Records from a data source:
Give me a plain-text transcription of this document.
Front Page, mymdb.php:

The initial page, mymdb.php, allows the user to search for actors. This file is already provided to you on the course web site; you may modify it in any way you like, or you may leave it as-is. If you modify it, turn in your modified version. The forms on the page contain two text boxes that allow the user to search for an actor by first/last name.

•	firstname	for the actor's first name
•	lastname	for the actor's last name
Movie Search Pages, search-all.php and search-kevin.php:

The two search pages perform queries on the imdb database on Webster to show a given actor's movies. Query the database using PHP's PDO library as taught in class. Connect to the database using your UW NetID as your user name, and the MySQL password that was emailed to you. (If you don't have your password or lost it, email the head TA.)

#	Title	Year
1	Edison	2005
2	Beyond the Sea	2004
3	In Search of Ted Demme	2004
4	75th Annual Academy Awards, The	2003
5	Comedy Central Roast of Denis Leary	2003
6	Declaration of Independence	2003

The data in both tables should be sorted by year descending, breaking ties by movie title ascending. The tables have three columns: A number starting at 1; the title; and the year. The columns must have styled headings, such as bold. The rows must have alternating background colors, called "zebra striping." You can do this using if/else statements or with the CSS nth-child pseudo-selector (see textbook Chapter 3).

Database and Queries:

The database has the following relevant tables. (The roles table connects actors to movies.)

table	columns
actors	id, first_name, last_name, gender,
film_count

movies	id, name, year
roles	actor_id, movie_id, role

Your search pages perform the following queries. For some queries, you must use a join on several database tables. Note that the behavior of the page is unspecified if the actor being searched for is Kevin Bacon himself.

→ **TASK BRIEF**: In the listing, find all lines with the string "roles" and copy them.

→ **EXERCISE RESULT**:
The database has the following relevant tables. (The roles table connects actors to movies.)
roles	actor_id, movie_id, role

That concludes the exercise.